**Material provided**
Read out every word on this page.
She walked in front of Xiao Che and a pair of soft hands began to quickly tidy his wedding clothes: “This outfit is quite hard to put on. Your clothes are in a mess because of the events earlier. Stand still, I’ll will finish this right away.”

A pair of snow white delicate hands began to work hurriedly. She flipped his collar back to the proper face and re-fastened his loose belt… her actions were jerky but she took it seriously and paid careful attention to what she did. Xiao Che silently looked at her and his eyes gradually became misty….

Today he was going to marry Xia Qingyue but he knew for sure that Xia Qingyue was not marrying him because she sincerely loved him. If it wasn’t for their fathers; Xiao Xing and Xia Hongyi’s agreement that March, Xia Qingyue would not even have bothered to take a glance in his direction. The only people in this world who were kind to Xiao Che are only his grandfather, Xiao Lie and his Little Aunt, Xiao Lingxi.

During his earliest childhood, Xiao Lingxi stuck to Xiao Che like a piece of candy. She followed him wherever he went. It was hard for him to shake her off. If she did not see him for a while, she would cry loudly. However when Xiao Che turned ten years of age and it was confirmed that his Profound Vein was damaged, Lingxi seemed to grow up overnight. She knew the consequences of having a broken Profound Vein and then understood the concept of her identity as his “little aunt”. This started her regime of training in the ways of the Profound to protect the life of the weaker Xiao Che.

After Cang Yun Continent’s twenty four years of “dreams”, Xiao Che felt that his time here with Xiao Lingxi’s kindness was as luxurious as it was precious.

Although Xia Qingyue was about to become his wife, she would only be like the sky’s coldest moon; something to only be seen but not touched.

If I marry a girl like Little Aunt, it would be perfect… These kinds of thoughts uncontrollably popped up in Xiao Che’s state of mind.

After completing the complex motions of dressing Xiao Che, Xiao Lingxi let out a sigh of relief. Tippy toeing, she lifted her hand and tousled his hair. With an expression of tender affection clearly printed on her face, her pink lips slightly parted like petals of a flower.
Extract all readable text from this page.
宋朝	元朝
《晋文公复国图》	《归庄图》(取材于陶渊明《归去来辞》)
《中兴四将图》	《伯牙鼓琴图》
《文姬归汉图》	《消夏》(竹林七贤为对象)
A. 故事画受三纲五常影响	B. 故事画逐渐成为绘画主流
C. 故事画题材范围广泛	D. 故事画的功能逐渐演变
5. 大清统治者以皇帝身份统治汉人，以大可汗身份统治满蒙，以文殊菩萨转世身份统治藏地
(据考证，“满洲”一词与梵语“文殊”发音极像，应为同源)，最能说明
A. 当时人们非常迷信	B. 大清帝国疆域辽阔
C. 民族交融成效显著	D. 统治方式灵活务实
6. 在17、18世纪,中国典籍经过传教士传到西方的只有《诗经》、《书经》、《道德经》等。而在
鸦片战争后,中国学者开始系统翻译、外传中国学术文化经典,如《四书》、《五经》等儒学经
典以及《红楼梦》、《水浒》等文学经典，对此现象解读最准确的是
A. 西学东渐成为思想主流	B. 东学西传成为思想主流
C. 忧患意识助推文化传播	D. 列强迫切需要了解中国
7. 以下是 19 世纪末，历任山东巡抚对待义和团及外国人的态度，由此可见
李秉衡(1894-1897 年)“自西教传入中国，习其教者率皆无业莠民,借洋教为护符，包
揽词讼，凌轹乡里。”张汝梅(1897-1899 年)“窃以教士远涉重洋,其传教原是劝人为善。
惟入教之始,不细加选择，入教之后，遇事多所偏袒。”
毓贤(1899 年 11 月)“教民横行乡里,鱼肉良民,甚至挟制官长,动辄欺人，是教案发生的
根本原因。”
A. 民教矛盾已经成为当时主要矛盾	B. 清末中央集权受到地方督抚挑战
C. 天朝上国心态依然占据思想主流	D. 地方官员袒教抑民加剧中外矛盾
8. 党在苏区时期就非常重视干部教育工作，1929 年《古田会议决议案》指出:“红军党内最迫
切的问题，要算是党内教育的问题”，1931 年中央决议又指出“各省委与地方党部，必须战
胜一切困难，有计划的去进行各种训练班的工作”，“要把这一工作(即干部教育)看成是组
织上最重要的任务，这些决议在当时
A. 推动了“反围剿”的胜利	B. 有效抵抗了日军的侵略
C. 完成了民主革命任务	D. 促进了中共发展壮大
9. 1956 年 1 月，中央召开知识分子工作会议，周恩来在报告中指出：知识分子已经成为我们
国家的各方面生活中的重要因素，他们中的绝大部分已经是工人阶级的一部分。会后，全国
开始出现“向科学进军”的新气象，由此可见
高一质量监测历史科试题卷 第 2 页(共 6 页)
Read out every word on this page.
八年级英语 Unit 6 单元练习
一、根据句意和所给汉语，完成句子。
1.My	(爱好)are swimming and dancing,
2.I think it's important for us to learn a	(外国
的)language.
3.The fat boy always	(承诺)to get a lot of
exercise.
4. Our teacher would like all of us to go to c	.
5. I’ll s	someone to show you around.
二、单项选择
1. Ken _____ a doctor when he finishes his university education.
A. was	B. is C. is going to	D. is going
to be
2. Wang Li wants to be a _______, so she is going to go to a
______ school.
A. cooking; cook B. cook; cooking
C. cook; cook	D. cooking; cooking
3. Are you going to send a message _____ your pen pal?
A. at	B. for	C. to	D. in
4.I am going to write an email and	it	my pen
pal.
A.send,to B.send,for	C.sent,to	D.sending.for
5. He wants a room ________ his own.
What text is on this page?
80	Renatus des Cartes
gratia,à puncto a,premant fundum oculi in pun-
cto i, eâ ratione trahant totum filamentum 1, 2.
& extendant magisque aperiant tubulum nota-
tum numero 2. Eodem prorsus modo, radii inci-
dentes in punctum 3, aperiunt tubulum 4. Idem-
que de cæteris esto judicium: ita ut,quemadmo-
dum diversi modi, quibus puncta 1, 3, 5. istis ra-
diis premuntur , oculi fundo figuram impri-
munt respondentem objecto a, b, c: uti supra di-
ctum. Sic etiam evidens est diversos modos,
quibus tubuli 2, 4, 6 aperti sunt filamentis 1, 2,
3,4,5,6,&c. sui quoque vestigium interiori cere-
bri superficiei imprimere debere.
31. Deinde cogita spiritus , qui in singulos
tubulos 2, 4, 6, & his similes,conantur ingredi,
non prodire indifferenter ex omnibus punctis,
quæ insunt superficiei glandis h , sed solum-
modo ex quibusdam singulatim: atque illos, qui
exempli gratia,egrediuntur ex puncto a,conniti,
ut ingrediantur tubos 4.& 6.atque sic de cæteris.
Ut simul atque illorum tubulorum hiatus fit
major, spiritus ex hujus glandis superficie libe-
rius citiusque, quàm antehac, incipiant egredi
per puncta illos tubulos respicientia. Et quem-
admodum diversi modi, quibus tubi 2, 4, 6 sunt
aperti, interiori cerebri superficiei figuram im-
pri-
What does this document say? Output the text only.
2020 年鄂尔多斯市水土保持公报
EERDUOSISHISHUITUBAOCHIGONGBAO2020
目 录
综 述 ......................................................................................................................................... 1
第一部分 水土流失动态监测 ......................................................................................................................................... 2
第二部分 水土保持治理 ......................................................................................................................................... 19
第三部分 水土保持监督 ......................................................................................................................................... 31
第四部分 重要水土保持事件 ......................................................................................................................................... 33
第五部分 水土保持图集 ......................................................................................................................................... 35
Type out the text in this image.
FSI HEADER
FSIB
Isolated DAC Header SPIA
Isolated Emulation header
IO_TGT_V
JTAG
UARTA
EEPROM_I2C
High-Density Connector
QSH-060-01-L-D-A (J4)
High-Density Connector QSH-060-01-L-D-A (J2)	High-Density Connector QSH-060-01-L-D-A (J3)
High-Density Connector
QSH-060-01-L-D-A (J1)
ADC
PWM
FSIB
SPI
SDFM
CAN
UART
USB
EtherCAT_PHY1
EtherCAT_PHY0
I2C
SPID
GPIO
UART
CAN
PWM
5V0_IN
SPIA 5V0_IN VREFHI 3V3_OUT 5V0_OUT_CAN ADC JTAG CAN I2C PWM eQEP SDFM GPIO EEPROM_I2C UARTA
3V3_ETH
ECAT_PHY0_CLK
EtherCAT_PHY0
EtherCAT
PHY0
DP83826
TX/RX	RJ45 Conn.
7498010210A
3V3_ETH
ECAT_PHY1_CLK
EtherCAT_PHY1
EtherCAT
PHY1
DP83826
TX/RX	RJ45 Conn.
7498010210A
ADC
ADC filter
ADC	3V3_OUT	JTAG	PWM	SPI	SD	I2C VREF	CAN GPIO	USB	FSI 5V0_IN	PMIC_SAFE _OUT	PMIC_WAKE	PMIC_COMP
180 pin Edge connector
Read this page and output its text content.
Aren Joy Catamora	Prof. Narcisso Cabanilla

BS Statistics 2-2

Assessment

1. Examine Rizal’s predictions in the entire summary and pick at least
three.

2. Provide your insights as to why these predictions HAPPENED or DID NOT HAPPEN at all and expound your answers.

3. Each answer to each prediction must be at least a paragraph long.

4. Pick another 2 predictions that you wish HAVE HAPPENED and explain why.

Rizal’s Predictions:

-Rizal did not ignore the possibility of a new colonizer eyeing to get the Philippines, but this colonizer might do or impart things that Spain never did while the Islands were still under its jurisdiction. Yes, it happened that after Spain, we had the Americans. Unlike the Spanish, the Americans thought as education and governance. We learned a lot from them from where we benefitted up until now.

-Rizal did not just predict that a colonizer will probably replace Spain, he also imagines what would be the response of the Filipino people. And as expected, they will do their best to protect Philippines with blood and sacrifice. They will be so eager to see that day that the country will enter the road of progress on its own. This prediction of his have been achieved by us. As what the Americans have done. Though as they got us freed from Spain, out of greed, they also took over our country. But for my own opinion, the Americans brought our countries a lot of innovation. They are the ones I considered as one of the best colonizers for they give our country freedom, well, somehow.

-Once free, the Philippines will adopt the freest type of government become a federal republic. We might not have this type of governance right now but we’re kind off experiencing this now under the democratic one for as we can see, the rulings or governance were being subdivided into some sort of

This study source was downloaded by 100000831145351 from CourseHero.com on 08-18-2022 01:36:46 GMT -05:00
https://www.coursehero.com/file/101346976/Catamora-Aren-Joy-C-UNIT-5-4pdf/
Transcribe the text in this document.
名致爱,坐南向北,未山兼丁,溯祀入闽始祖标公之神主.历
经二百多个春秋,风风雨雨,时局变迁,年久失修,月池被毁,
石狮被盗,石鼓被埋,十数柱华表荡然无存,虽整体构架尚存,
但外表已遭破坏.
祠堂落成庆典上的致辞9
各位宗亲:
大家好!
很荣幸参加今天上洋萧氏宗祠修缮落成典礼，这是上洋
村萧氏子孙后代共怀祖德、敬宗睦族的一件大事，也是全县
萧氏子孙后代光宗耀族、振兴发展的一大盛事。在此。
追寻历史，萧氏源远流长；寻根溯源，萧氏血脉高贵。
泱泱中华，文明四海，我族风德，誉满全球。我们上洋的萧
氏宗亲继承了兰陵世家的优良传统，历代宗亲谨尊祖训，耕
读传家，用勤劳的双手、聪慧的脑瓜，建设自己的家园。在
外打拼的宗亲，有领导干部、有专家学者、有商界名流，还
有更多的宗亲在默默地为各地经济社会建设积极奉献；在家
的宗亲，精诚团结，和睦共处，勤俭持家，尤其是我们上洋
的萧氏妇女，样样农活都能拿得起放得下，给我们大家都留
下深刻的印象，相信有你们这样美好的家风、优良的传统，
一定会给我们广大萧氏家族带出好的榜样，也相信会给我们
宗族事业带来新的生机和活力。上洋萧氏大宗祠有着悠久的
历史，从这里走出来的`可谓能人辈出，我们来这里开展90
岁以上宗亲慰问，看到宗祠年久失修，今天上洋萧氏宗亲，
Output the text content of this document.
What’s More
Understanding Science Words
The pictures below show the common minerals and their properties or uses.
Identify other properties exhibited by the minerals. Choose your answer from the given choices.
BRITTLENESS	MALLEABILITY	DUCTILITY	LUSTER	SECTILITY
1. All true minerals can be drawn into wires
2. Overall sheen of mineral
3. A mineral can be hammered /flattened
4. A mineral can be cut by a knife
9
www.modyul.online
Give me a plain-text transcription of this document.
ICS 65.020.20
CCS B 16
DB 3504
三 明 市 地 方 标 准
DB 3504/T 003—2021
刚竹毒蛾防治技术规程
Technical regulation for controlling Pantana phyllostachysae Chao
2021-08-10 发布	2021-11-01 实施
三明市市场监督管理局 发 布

**Task objective**
Select all lines in the listing above where the word "atque" appears, and show them.

**Exercise result**
modo ex quibusdam singulatim: atque illos, qui
ut ingrediantur tubos 4.& 6.atque sic de cæteris.
Ut simul atque illorum tubulorum hiatus fit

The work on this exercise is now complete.